Exercise set
1. Name every film, person, and place that appears in the passage on magical realism and queerness.
2. Summarize the passage on magical realism and queerness in two sentences.
3. Go on with the passage on magical realism and queerness from its last sentence.

Passage shown
────────────────────────────────────────

All of the fluidity within this film is anchored by a Latin American tradition: magical realism. I first fell in love with the genre through Pan’s Labyrinth, but The Mysterious Gaze of the Flamingo gives it a new queer identity. I was reminded of the writings of Pedro Lemebel, an openly gay Chilean writer who gave voice to the underrepresented trans community during the AIDS crisis and Chile’s dictatorship under Pinochet. Lemebel wrote about the brutality trans women experienced on the streets of Santiago, but he also wrote about the beauty and resilience of these women, as well as the effervescence of queerness. In the 1980s, queerness could mean ostracization from the rest of society, but it could also mean being free to express yourself and finding a family you would fight a war for. Queerness both brought inextricable pain, but also inextricable joy. If anything, it’s magical realism in its purest form.

────────────────────────────────────────

Records shown
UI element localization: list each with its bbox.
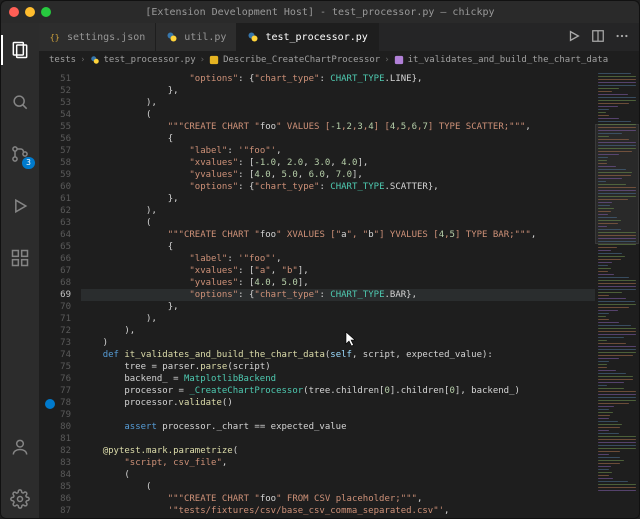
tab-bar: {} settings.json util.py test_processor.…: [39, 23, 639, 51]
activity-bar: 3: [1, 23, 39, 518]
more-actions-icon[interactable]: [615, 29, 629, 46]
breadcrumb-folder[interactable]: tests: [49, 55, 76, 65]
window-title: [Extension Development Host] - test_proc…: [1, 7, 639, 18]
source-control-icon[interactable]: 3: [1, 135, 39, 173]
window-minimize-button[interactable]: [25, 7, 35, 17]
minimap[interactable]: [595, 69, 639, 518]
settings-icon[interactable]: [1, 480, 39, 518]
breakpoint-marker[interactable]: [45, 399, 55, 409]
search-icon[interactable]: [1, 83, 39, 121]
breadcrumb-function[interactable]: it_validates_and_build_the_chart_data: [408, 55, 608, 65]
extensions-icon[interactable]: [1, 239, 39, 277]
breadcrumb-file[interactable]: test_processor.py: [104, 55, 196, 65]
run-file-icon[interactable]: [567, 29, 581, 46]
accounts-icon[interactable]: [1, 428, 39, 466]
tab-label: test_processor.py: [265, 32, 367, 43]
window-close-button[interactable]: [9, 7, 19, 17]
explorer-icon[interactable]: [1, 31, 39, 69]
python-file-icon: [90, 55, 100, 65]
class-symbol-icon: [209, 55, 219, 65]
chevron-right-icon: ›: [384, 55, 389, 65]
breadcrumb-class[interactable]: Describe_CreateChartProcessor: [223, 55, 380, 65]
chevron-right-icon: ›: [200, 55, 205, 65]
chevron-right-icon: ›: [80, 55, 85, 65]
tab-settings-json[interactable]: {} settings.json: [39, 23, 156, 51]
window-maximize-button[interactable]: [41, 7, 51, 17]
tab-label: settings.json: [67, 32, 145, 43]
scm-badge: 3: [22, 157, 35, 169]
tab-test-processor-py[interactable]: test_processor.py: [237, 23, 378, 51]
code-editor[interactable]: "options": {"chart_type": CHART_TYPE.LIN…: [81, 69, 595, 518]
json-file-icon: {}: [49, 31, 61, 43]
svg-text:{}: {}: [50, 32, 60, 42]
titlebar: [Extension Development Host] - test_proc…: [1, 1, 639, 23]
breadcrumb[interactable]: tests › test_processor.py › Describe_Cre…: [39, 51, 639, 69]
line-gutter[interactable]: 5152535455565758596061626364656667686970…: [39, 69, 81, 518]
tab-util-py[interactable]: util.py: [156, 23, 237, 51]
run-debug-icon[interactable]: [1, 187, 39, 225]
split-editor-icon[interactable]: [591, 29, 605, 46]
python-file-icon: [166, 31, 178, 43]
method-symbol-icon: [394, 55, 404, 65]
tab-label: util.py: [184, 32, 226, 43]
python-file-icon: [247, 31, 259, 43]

────────────────────────────────────────

Answer set
1.
Films: Pan's Labyrinth, The Mysterious Gaze of the Flamingo
People: Pedro Lemebel, Pinochet
Places: Chile, Santiago

2. The Mysterious Gaze of the Flamingo rests on the Latin American tradition of magical realism and gives the genre a new queer identity, which recalls the writings of Pedro Lemebel. Lemebel, an openly gay Chilean writer, wrote about the brutality trans women faced in Santiago and also about their beauty and resilience, and in the 1980s queerness brought both pain and joy.

3.
Scenes involving the canteen lip-synching contests encapsulate the magical realism. When Lidia’s adopted mother Flamingo is performing, she is elegantly singing a love song like she is Madonna herself. She is control, she is enchanting, she has everyone in the audience holding onto every word. She is like a being from another world. Until her ex-lover Yovani interrupts the singing and calls her slurs, causing a fight that ends with Flamingo shaken. It’s a scene that transfixes you before hitting you in the face with the harsh reality. Even if there is a sanctuary in the brutal world of 1980s Chile, that feeling of freedom is fleeting. But what’s important is that it exists.



FURTHER THOUGHTS
- May Jacques Audiard never have peace after seeing this.
- I’m wondering which one of the ladies from Pose would fit in perfectly in this film. I feel like Blanca would do well.
- I’ve noticed magical realist films are at their best when they’re in rural areas. I think that’s intentional–crazy shit happens in the city everyday, but when you’re in the rural areas, doubt is always around the corner. It makes the private just a line that can be easily crossed.